* **Excerpted records**
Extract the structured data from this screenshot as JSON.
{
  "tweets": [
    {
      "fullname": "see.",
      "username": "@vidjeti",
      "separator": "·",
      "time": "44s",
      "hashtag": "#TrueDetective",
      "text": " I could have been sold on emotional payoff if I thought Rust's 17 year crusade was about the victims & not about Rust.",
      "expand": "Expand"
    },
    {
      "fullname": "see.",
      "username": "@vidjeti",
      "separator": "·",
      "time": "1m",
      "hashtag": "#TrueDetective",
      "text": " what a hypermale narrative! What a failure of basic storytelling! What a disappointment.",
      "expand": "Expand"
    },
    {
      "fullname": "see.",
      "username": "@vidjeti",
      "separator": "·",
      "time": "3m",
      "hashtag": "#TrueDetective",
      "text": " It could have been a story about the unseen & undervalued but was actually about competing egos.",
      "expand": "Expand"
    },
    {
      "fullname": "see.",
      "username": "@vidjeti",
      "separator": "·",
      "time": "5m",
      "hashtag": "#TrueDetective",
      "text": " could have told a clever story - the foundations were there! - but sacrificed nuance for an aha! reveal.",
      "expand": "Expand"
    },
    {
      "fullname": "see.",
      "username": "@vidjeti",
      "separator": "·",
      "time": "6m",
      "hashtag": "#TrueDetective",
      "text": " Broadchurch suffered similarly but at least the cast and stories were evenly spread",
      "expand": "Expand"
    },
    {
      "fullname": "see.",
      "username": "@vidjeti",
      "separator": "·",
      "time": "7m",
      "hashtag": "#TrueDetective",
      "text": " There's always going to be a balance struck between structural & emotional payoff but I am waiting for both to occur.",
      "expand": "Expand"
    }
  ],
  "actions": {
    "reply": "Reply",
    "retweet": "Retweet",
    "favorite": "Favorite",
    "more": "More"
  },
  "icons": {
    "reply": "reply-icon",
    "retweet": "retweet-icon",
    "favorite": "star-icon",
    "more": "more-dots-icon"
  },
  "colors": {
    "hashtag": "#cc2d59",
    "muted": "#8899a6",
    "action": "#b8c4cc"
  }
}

* **What is expected**
Copy all lines from the material that hold "payoff".

* **The completed task**
      "text": " I could have been sold on emotional payoff if I thought Rust's 17 year crusade was about the victims & not about Rust.",
      "text": " There's always going to be a balance struck between structural & emotional payoff but I am waiting for both to occur.",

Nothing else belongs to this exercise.